Dataset records:
------------------------------------
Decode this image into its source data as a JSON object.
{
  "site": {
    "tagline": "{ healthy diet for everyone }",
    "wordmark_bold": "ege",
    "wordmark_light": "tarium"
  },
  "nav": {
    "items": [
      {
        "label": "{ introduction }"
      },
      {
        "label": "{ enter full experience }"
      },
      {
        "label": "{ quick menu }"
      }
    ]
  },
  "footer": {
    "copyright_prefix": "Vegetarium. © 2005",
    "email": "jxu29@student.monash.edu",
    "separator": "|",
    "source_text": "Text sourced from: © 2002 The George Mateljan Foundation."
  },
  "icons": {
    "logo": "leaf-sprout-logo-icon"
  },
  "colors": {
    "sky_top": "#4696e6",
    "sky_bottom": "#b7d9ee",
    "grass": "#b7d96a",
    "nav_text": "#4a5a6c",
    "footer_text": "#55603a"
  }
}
------------------------------------
The task → Set down the entries verbatim, leaving none out.

Output of the task →
Decode this image into its source data as a JSON object.
{
  "site": {
    "tagline": "{ healthy diet for everyone }",
    "wordmark_bold": "ege",
    "wordmark_light": "tarium"
  },
  "nav": {
    "items": [
      {
        "label": "{ introduction }"
      },
      {
        "label": "{ enter full experience }"
      },
      {
        "label": "{ quick menu }"
      }
    ]
  },
  "footer": {
    "copyright_prefix": "Vegetarium. © 2005",
    "email": "jxu29@student.monash.edu",
    "separator": "|",
    "source_text": "Text sourced from: © 2002 The George Mateljan Foundation."
  },
  "icons": {
    "logo": "leaf-sprout-logo-icon"
  },
  "colors": {
    "sky_top": "#4696e6",
    "sky_bottom": "#b7d9ee",
    "grass": "#b7d96a",
    "nav_text": "#4a5a6c",
    "footer_text": "#55603a"
  }
}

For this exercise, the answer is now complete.